→ Instructions to follow: Continue the forum thread below on constant-volume and constant-pressure batch reactors, picking up from where it stops.

**** Excerpt provided ****

Constant Volume and Constant Pressure Batch Reactor

[missmaria]

Homework Statement

Consider the following two well-mixed, isothermal batch reactors for the elementary and irreversible decomposition of A to B, A\stackrel{k}{\rightarrow}2B
reactor1: The reactor volume is constant (Pressure is variable)
reactor2: The reactor pressure is constant (Volume is variable)
Both reactors are charged with pure A at 1.0 atm and k=0.35min^{-1}

a) what is the fractional decrease in the concentration of A in reactors 1 and 2 after 5 minutes?
b)what is the total molar conversion of A in reactors 1 and 2 after 5 minutes?

Homework Equations

Since reaction is first order: r_{A}=-kC_{A}

The Attempt at a Solution

Ok, so part a for a constant volume reactor was simple, since the ODE was easy and it turned out that \frac{C_{A}}{C_{A0}}=exp(-kt)
but variable volume has me stumped. I figured out that -k=\frac{dC_{A}}{dt}+(\frac{1}{V})(\frac{dV}{dt} but i don't know where to go from here.

I don't even know where to start for part b, please help...

**** Entries shown ****

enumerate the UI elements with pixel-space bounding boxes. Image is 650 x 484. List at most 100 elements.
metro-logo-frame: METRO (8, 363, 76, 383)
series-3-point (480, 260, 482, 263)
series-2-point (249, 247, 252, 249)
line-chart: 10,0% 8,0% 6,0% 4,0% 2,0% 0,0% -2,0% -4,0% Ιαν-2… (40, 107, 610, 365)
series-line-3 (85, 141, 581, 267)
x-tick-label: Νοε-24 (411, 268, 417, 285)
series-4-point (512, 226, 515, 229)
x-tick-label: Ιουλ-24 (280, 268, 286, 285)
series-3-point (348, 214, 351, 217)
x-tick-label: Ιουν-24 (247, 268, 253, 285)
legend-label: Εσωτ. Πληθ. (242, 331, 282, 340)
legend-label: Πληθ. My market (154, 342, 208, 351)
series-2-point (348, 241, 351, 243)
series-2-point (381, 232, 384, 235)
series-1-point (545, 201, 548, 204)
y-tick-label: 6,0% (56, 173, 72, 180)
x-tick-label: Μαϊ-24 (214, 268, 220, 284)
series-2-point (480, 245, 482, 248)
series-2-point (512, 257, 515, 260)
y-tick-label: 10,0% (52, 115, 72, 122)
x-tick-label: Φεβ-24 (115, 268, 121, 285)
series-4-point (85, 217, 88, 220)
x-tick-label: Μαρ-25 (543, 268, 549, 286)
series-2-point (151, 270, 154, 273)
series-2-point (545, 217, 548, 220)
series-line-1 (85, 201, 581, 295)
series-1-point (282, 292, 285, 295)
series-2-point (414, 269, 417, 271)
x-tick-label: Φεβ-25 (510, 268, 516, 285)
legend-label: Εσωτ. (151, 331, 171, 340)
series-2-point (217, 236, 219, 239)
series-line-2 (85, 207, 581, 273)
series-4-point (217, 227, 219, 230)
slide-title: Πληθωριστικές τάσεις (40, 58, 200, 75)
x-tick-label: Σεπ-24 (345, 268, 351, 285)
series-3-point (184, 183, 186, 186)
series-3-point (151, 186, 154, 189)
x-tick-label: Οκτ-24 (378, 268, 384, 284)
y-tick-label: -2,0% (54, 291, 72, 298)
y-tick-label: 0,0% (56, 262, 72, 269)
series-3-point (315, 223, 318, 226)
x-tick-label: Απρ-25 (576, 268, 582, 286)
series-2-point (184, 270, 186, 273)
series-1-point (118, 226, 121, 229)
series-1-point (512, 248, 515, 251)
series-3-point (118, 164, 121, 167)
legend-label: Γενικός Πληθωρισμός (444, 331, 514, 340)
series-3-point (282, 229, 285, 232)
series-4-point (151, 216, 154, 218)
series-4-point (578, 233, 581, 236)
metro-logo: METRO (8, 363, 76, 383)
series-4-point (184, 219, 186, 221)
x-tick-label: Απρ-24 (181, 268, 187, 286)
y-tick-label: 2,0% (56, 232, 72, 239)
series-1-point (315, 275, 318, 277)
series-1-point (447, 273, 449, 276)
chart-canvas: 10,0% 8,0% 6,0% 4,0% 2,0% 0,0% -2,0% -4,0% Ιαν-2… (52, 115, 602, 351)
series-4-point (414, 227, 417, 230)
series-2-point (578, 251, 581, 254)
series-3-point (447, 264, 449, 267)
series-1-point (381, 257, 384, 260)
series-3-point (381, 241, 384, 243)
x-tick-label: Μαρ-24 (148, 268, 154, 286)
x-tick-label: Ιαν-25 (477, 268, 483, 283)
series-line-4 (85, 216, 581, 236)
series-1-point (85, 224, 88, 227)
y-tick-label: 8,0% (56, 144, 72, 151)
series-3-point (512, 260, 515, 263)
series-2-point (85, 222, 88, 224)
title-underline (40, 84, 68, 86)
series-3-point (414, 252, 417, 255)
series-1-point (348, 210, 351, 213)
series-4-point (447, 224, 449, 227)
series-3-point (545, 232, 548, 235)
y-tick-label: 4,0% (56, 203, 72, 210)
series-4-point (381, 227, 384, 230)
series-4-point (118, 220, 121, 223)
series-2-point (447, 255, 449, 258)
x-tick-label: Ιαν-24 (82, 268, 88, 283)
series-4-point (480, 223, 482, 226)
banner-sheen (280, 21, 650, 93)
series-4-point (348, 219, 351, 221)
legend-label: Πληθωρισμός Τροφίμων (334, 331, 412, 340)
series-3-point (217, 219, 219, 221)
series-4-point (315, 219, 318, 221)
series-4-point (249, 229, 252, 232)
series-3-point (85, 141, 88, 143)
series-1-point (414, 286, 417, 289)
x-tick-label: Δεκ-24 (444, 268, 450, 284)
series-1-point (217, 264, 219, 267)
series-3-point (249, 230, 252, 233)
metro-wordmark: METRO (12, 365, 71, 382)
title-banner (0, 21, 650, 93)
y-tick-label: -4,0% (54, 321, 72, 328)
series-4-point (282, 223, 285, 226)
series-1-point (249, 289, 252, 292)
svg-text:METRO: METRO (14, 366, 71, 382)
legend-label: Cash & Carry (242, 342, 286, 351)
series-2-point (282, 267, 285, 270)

****

→ In response:
 

[NotMaria]

This problem is a bit complicated, but I remember it from my days as an undergraduate. You have to use a Laplacian transform of the Ideal Gas equation (assuming that T is high enough at 1atm to support this assumption). This should give you an equation for concentration in the form of a Gaussian, which, when integrated, will give an error function. You should work this out for yourself, but your answer should be of the form:

Ca / Cao = erf(-Vr * k * t)

Hope this helps.

 

[missmaria]

I'm not sure i understand what exactly you mean, could you spell it out stepwise?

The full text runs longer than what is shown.